◆ **Exercise**
Check each line below for the word "this", and copy those that have it.
>> BEGIN Data for processing
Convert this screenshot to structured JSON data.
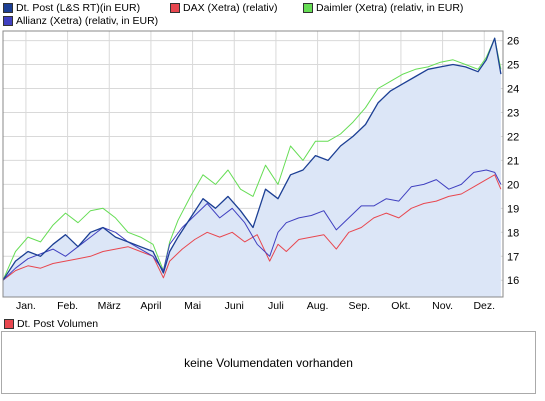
{
  "legend": [
    {
      "label": "Dt. Post (L&S RT)(in EUR)",
      "color": "#1c3f94"
    },
    {
      "label": "DAX (Xetra) (relativ)",
      "color": "#e8474f"
    },
    {
      "label": "Daimler (Xetra) (relativ, in EUR)",
      "color": "#66dd55"
    },
    {
      "label": "Allianz (Xetra) (relativ, in EUR)",
      "color": "#4040c0"
    }
  ],
  "volume": {
    "legend_label": "Dt. Post Volumen",
    "legend_color": "#e8474f",
    "message": "keine Volumendaten vorhanden"
  },
  "colors": {
    "area_fill": "#dce6f7",
    "grid": "#d9d9d9",
    "axis": "#888888"
  },
  "chart_data": {
    "type": "line",
    "xlabel": "",
    "ylabel": "",
    "ylim": [
      15.3,
      26.4
    ],
    "y_ticks": [
      16,
      17,
      18,
      19,
      20,
      21,
      22,
      23,
      24,
      25,
      26
    ],
    "y_axis_side": "right",
    "x_range": [
      0,
      12
    ],
    "x_ticks": [
      {
        "x": 0.55,
        "label": "Jan."
      },
      {
        "x": 1.55,
        "label": "Feb."
      },
      {
        "x": 2.55,
        "label": "März"
      },
      {
        "x": 3.55,
        "label": "April"
      },
      {
        "x": 4.55,
        "label": "Mai"
      },
      {
        "x": 5.55,
        "label": "Juni"
      },
      {
        "x": 6.55,
        "label": "Juli"
      },
      {
        "x": 7.55,
        "label": "Aug."
      },
      {
        "x": 8.55,
        "label": "Sep."
      },
      {
        "x": 9.55,
        "label": "Okt."
      },
      {
        "x": 10.55,
        "label": "Nov."
      },
      {
        "x": 11.55,
        "label": "Dez."
      }
    ],
    "grid": true,
    "legend_position": "top",
    "series": [
      {
        "name": "DAX (Xetra) (relativ)",
        "color": "#e8474f",
        "area": false,
        "x": [
          0,
          0.3,
          0.6,
          0.9,
          1.2,
          1.5,
          1.8,
          2.1,
          2.4,
          2.7,
          3.0,
          3.3,
          3.6,
          3.85,
          4.0,
          4.3,
          4.6,
          4.9,
          5.2,
          5.5,
          5.8,
          6.1,
          6.4,
          6.6,
          6.8,
          7.1,
          7.4,
          7.7,
          8.0,
          8.3,
          8.6,
          8.9,
          9.2,
          9.5,
          9.8,
          10.1,
          10.4,
          10.7,
          11.0,
          11.3,
          11.6,
          11.8,
          11.95
        ],
        "y": [
          16.0,
          16.4,
          16.6,
          16.5,
          16.7,
          16.8,
          16.9,
          17.0,
          17.2,
          17.3,
          17.4,
          17.2,
          17.0,
          16.1,
          16.8,
          17.3,
          17.7,
          18.0,
          17.8,
          18.0,
          17.6,
          17.9,
          16.8,
          17.5,
          17.2,
          17.7,
          17.8,
          17.9,
          17.3,
          18.0,
          18.2,
          18.6,
          18.8,
          18.6,
          19.0,
          19.2,
          19.3,
          19.5,
          19.6,
          19.9,
          20.2,
          20.4,
          19.8
        ]
      },
      {
        "name": "Daimler (Xetra) (relativ, in EUR)",
        "color": "#66dd55",
        "area": false,
        "x": [
          0,
          0.3,
          0.6,
          0.9,
          1.2,
          1.5,
          1.8,
          2.1,
          2.4,
          2.7,
          3.0,
          3.3,
          3.6,
          3.85,
          4.0,
          4.2,
          4.5,
          4.8,
          5.1,
          5.4,
          5.7,
          6.0,
          6.3,
          6.6,
          6.9,
          7.2,
          7.5,
          7.8,
          8.1,
          8.4,
          8.7,
          9.0,
          9.3,
          9.6,
          9.9,
          10.2,
          10.5,
          10.8,
          11.1,
          11.4,
          11.6,
          11.8,
          11.95
        ],
        "y": [
          16.0,
          17.2,
          17.8,
          17.6,
          18.3,
          18.8,
          18.4,
          18.9,
          19.0,
          18.6,
          18.0,
          17.8,
          17.5,
          16.4,
          17.6,
          18.5,
          19.5,
          20.4,
          20.0,
          20.6,
          19.8,
          19.5,
          20.8,
          20.0,
          21.6,
          21.0,
          21.8,
          21.8,
          22.1,
          22.6,
          23.2,
          24.0,
          24.3,
          24.6,
          24.8,
          24.9,
          25.1,
          25.2,
          25.0,
          24.8,
          25.3,
          26.1,
          24.8
        ]
      },
      {
        "name": "Allianz (Xetra) (relativ, in EUR)",
        "color": "#4040c0",
        "area": false,
        "x": [
          0,
          0.3,
          0.6,
          0.9,
          1.2,
          1.5,
          1.8,
          2.1,
          2.4,
          2.7,
          3.0,
          3.3,
          3.6,
          3.85,
          4.0,
          4.3,
          4.6,
          4.9,
          5.2,
          5.5,
          5.8,
          6.1,
          6.4,
          6.6,
          6.8,
          7.1,
          7.4,
          7.7,
          8.0,
          8.3,
          8.6,
          8.9,
          9.2,
          9.5,
          9.8,
          10.1,
          10.4,
          10.7,
          11.0,
          11.3,
          11.6,
          11.8,
          11.95
        ],
        "y": [
          16.0,
          16.5,
          16.9,
          17.1,
          17.3,
          17.0,
          17.4,
          17.8,
          18.2,
          18.0,
          17.6,
          17.3,
          17.0,
          16.4,
          17.5,
          18.2,
          18.7,
          19.2,
          18.6,
          19.0,
          18.4,
          17.5,
          17.0,
          18.0,
          18.4,
          18.6,
          18.7,
          18.9,
          18.1,
          18.6,
          19.1,
          19.1,
          19.4,
          19.3,
          19.9,
          20.0,
          20.2,
          19.8,
          20.0,
          20.5,
          20.6,
          20.5,
          20.0
        ]
      },
      {
        "name": "Dt. Post (L&S RT)(in EUR)",
        "color": "#1c3f94",
        "area": true,
        "x": [
          0,
          0.3,
          0.6,
          0.9,
          1.2,
          1.5,
          1.8,
          2.1,
          2.4,
          2.7,
          3.0,
          3.3,
          3.6,
          3.85,
          4.0,
          4.2,
          4.5,
          4.8,
          5.1,
          5.4,
          5.7,
          6.0,
          6.3,
          6.6,
          6.9,
          7.2,
          7.5,
          7.8,
          8.1,
          8.4,
          8.7,
          9.0,
          9.3,
          9.6,
          9.9,
          10.2,
          10.5,
          10.8,
          11.1,
          11.4,
          11.6,
          11.8,
          11.95
        ],
        "y": [
          16.0,
          16.8,
          17.2,
          17.0,
          17.5,
          17.9,
          17.4,
          18.0,
          18.2,
          17.8,
          17.6,
          17.4,
          17.2,
          16.3,
          17.2,
          17.8,
          18.6,
          19.4,
          19.0,
          19.5,
          18.9,
          18.2,
          19.8,
          19.4,
          20.4,
          20.6,
          21.2,
          21.0,
          21.6,
          22.0,
          22.5,
          23.4,
          23.9,
          24.2,
          24.5,
          24.8,
          24.9,
          25.0,
          24.9,
          24.7,
          25.2,
          26.1,
          24.6
        ]
      }
    ]
  }
}
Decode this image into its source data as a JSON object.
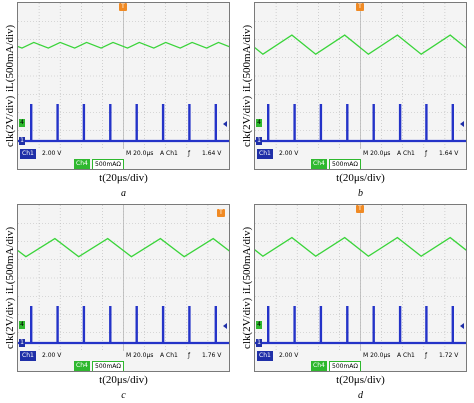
{
  "chart_data": [
    {
      "type": "line",
      "caption": "a",
      "ylabel_current": "iL(500mA/div)",
      "ylabel_clk": "clk(2V/div)",
      "xlabel": "t(20μs/div)",
      "ch1_scale": "2.00 V",
      "ch4_scale": "500mAΩ",
      "timebase": "M 20.0μs",
      "trigger_source": "A  Ch1",
      "trigger_level": "1.64 V",
      "current_waveform": {
        "cycles": 8,
        "peak_div": 0.33,
        "valley_div": 0.9,
        "rise_fraction": 0.45
      },
      "clock_pulses": {
        "count": 8,
        "high_div": 2.9,
        "low_div": 0.0
      }
    },
    {
      "type": "line",
      "caption": "b",
      "ylabel_current": "iL(500mA/div)",
      "ylabel_clk": "clk(2V/div)",
      "xlabel": "t(20μs/div)",
      "ch1_scale": "2.00 V",
      "ch4_scale": "500mAΩ",
      "timebase": "M 20.0μs",
      "trigger_source": "A  Ch1",
      "trigger_level": "1.64 V",
      "current_waveform": {
        "cycles": 4,
        "peak_div": -0.4,
        "valley_div": 1.5,
        "rise_fraction": 0.55
      },
      "clock_pulses": {
        "count": 8,
        "high_div": 2.9,
        "low_div": 0.0
      }
    },
    {
      "type": "line",
      "caption": "c",
      "ylabel_current": "iL(500mA/div)",
      "ylabel_clk": "clk(2V/div)",
      "xlabel": "t(20μs/div)",
      "ch1_scale": "2.00 V",
      "ch4_scale": "500mAΩ",
      "timebase": "M 20.0μs",
      "trigger_source": "A  Ch1",
      "trigger_level": "1.76 V",
      "current_waveform": {
        "cycles": 4,
        "peak_div": -0.25,
        "valley_div": 1.55,
        "rise_fraction": 0.55
      },
      "clock_pulses": {
        "count": 8,
        "high_div": 2.9,
        "low_div": 0.0
      }
    },
    {
      "type": "line",
      "caption": "d",
      "ylabel_current": "iL(500mA/div)",
      "ylabel_clk": "clk(2V/div)",
      "xlabel": "t(20μs/div)",
      "ch1_scale": "2.00 V",
      "ch4_scale": "500mAΩ",
      "timebase": "M 20.0μs",
      "trigger_source": "A  Ch1",
      "trigger_level": "1.72 V",
      "current_waveform": {
        "cycles": 4,
        "peak_div": -0.35,
        "valley_div": 1.5,
        "rise_fraction": 0.55
      },
      "clock_pulses": {
        "count": 8,
        "high_div": 2.9,
        "low_div": 0.0
      }
    }
  ],
  "colors": {
    "current_trace": "#3ad43a",
    "clock_trace": "#2433c8",
    "trigger_marker": "#f08a24",
    "grid": "#b8b8b8"
  }
}
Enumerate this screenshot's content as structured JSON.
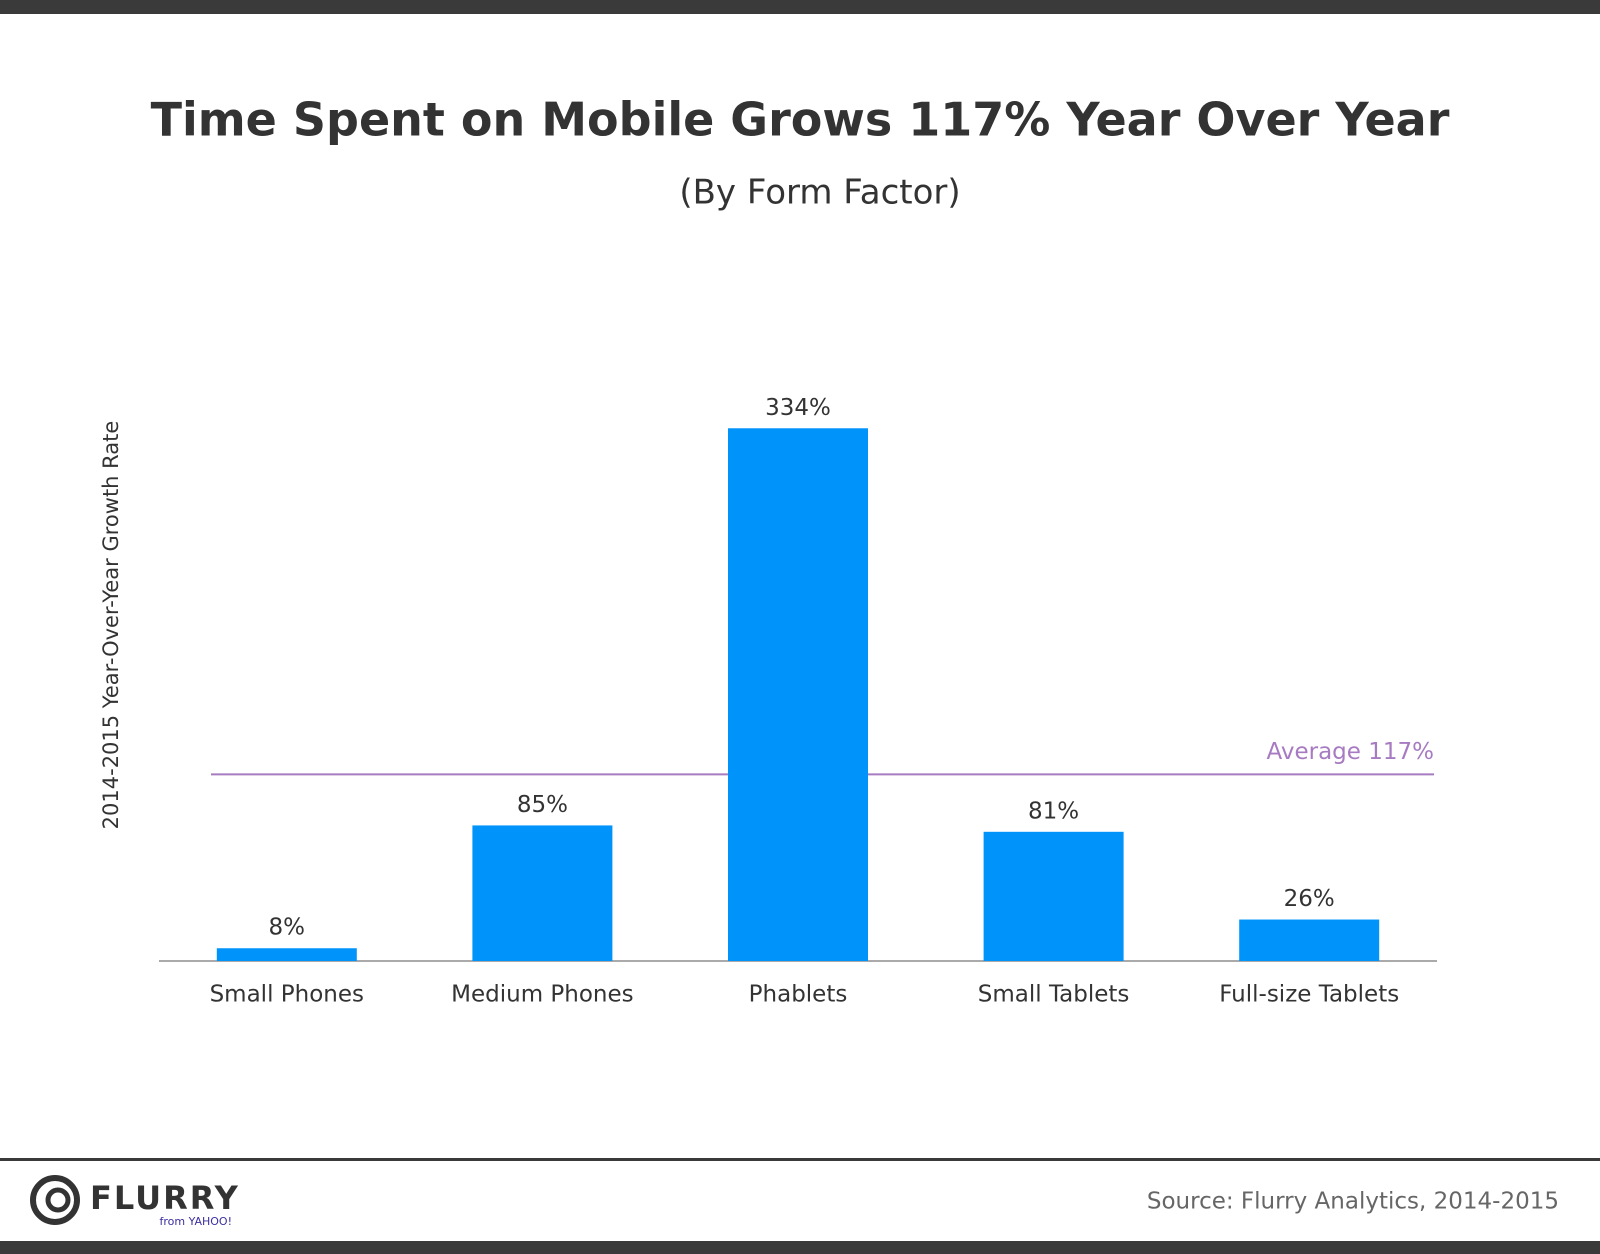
>> END Data for processing
◆ **Response to the task**
Convert this screenshot to structured JSON data.
Decode this image into its source data as a JSON object.
Enumerate this screenshot's content as structured JSON.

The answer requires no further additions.